Figure content listings:
_ _ _ _
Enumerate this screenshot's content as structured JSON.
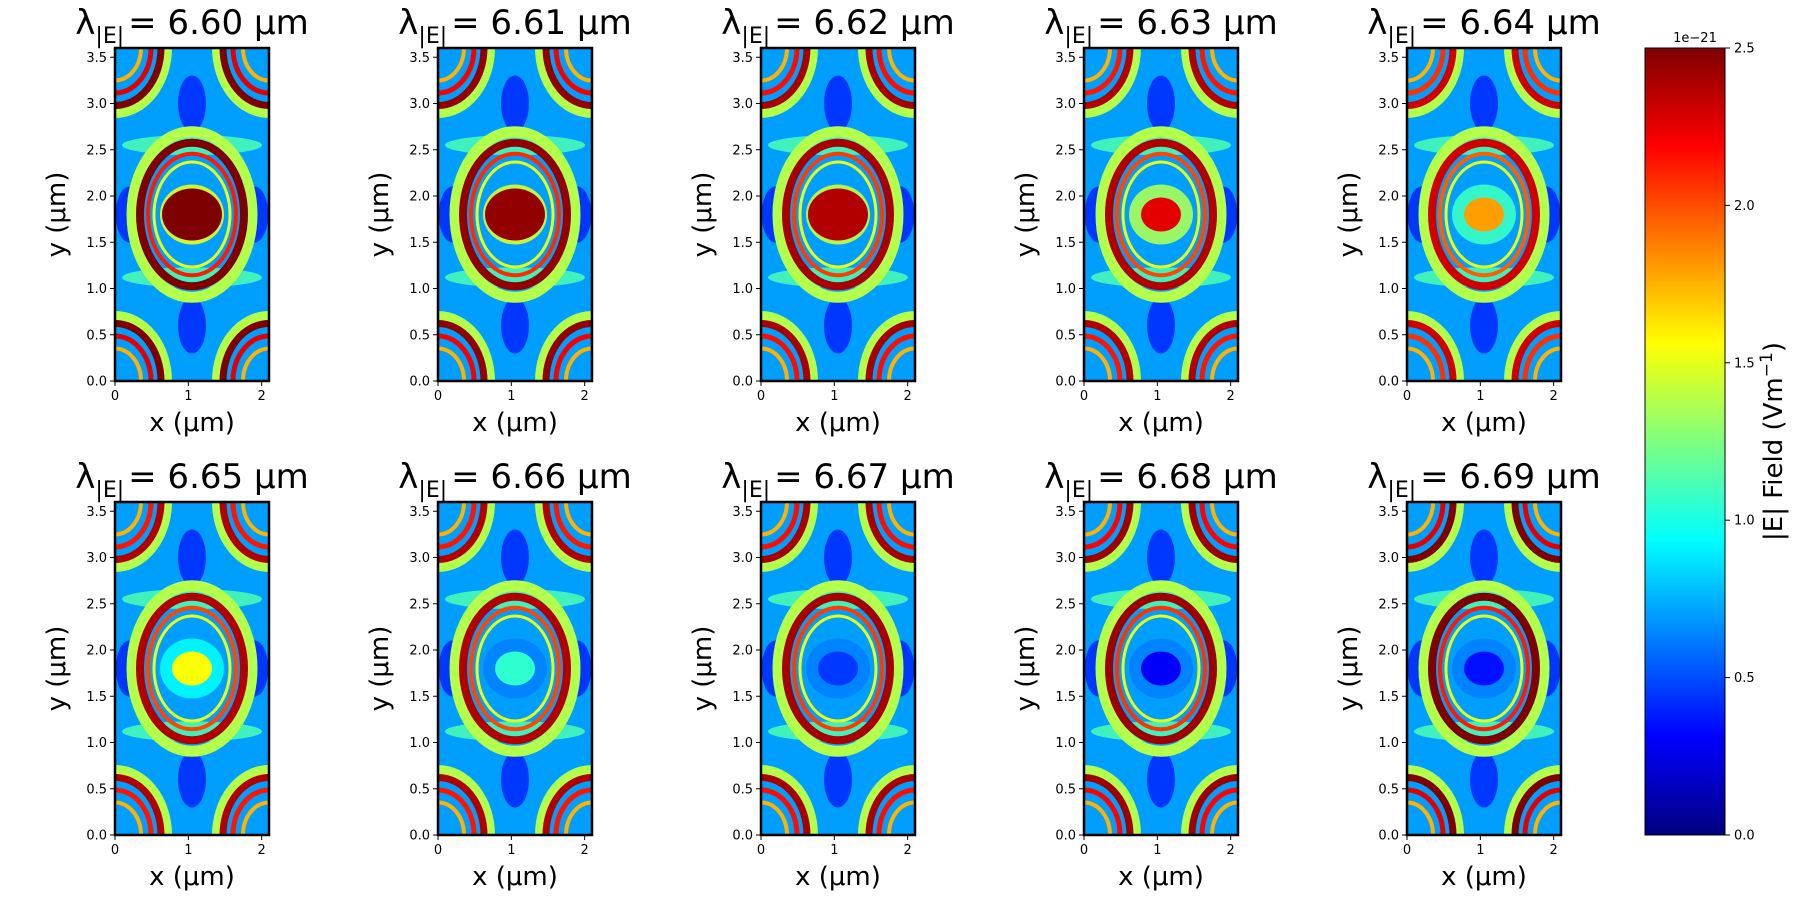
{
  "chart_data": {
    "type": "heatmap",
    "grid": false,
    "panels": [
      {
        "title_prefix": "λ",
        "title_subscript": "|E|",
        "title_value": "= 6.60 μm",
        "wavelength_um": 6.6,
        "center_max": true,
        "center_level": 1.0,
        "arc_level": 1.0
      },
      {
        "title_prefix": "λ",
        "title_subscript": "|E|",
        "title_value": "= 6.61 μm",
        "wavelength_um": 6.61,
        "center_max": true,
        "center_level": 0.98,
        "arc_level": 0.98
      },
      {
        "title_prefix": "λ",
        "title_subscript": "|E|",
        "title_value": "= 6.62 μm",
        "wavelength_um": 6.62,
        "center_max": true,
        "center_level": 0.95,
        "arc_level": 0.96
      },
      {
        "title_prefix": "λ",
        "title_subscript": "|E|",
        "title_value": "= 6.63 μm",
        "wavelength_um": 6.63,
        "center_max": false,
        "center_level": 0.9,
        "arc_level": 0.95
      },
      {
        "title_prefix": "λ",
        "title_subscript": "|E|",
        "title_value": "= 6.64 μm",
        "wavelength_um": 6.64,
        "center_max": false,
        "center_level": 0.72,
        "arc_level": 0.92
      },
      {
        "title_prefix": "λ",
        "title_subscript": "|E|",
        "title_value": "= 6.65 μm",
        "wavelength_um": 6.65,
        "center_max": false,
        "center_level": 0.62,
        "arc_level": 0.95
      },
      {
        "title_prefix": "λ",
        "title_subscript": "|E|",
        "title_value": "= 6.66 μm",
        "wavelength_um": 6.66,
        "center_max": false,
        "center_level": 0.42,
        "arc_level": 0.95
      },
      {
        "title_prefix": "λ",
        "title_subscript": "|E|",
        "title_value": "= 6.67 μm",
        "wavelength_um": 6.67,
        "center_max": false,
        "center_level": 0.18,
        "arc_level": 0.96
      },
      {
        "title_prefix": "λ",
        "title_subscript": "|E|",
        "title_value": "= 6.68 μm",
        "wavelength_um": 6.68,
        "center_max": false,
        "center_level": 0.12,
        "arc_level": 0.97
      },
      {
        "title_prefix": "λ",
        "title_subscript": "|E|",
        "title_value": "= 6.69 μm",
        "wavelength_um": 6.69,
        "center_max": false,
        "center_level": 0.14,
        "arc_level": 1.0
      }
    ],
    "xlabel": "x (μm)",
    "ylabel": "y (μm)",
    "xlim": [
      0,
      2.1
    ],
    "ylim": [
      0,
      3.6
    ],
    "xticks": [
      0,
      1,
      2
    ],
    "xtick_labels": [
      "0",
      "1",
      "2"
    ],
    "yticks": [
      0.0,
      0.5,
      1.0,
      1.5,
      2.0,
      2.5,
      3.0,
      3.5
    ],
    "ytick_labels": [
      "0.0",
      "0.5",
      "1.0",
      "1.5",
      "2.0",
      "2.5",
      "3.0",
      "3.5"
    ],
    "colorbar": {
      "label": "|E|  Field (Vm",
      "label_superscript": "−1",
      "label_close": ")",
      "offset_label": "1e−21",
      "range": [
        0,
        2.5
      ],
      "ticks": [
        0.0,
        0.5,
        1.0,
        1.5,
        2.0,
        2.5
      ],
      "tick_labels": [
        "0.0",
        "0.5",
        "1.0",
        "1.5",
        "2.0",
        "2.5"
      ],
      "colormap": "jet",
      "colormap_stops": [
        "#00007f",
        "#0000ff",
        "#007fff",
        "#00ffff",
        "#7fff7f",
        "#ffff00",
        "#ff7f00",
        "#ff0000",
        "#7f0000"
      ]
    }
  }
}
_ _ _ _
**Short problem**
Without including any picture, retype the entries exactly.

**Complete response**
Enumerate this screenshot's content as structured JSON.
{
  "chart_data": {
    "type": "heatmap",
    "grid": false,
    "panels": [
      {
        "title_prefix": "λ",
        "title_subscript": "|E|",
        "title_value": "= 6.60 μm",
        "wavelength_um": 6.6,
        "center_max": true,
        "center_level": 1.0,
        "arc_level": 1.0
      },
      {
        "title_prefix": "λ",
        "title_subscript": "|E|",
        "title_value": "= 6.61 μm",
        "wavelength_um": 6.61,
        "center_max": true,
        "center_level": 0.98,
        "arc_level": 0.98
      },
      {
        "title_prefix": "λ",
        "title_subscript": "|E|",
        "title_value": "= 6.62 μm",
        "wavelength_um": 6.62,
        "center_max": true,
        "center_level": 0.95,
        "arc_level": 0.96
      },
      {
        "title_prefix": "λ",
        "title_subscript": "|E|",
        "title_value": "= 6.63 μm",
        "wavelength_um": 6.63,
        "center_max": false,
        "center_level": 0.9,
        "arc_level": 0.95
      },
      {
        "title_prefix": "λ",
        "title_subscript": "|E|",
        "title_value": "= 6.64 μm",
        "wavelength_um": 6.64,
        "center_max": false,
        "center_level": 0.72,
        "arc_level": 0.92
      },
      {
        "title_prefix": "λ",
        "title_subscript": "|E|",
        "title_value": "= 6.65 μm",
        "wavelength_um": 6.65,
        "center_max": false,
        "center_level": 0.62,
        "arc_level": 0.95
      },
      {
        "title_prefix": "λ",
        "title_subscript": "|E|",
        "title_value": "= 6.66 μm",
        "wavelength_um": 6.66,
        "center_max": false,
        "center_level": 0.42,
        "arc_level": 0.95
      },
      {
        "title_prefix": "λ",
        "title_subscript": "|E|",
        "title_value": "= 6.67 μm",
        "wavelength_um": 6.67,
        "center_max": false,
        "center_level": 0.18,
        "arc_level": 0.96
      },
      {
        "title_prefix": "λ",
        "title_subscript": "|E|",
        "title_value": "= 6.68 μm",
        "wavelength_um": 6.68,
        "center_max": false,
        "center_level": 0.12,
        "arc_level": 0.97
      },
      {
        "title_prefix": "λ",
        "title_subscript": "|E|",
        "title_value": "= 6.69 μm",
        "wavelength_um": 6.69,
        "center_max": false,
        "center_level": 0.14,
        "arc_level": 1.0
      }
    ],
    "xlabel": "x (μm)",
    "ylabel": "y (μm)",
    "xlim": [
      0,
      2.1
    ],
    "ylim": [
      0,
      3.6
    ],
    "xticks": [
      0,
      1,
      2
    ],
    "xtick_labels": [
      "0",
      "1",
      "2"
    ],
    "yticks": [
      0.0,
      0.5,
      1.0,
      1.5,
      2.0,
      2.5,
      3.0,
      3.5
    ],
    "ytick_labels": [
      "0.0",
      "0.5",
      "1.0",
      "1.5",
      "2.0",
      "2.5",
      "3.0",
      "3.5"
    ],
    "colorbar": {
      "label": "|E|  Field (Vm",
      "label_superscript": "−1",
      "label_close": ")",
      "offset_label": "1e−21",
      "range": [
        0,
        2.5
      ],
      "ticks": [
        0.0,
        0.5,
        1.0,
        1.5,
        2.0,
        2.5
      ],
      "tick_labels": [
        "0.0",
        "0.5",
        "1.0",
        "1.5",
        "2.0",
        "2.5"
      ],
      "colormap": "jet",
      "colormap_stops": [
        "#00007f",
        "#0000ff",
        "#007fff",
        "#00ffff",
        "#7fff7f",
        "#ffff00",
        "#ff7f00",
        "#ff0000",
        "#7f0000"
      ]
    }
  }
}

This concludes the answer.